___ Supplied information ___

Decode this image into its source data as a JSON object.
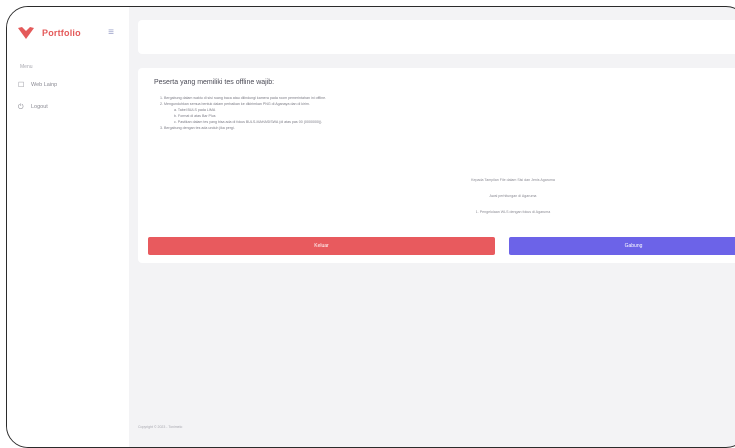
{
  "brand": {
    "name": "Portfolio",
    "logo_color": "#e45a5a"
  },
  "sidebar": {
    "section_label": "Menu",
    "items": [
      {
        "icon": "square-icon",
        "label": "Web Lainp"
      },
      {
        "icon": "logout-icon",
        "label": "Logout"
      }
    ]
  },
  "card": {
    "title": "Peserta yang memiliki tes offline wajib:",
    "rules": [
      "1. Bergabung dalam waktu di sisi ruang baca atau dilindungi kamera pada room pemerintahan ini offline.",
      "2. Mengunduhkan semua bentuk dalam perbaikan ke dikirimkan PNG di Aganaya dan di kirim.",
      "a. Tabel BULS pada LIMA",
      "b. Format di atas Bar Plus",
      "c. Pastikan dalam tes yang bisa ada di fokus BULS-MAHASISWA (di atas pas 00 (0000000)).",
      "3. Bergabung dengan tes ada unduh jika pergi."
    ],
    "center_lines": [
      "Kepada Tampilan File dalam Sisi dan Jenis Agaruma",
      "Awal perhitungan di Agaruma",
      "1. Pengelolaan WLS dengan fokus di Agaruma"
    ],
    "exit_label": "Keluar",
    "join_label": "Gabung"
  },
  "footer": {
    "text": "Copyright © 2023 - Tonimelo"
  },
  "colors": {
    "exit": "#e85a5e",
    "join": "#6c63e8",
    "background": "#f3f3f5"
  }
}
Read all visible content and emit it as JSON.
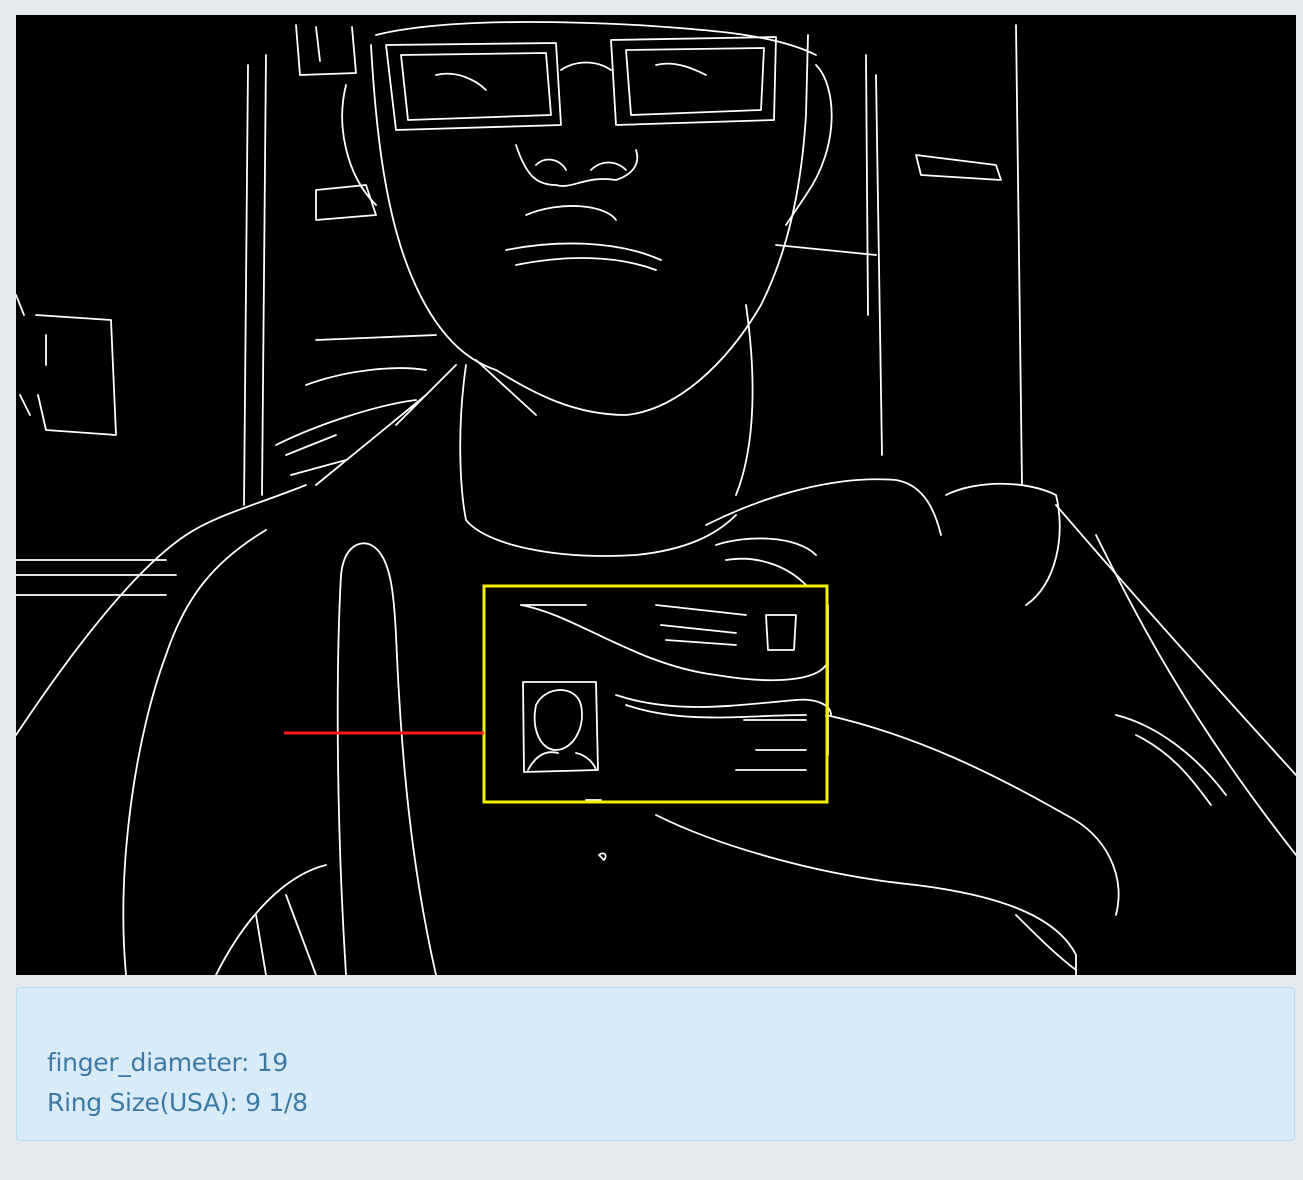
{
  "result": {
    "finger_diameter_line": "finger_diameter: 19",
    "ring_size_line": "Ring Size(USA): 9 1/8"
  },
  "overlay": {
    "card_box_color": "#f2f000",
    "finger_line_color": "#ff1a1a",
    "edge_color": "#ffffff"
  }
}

___

- Work to do
Copy out every line of the data that includes the word "atas".

- Result
      "b. Format di atas Bar Plus",
      "c. Pastikan dalam tes yang bisa ada di fokus BULS-MAHASISWA (di atas pas 00 (0000000)).",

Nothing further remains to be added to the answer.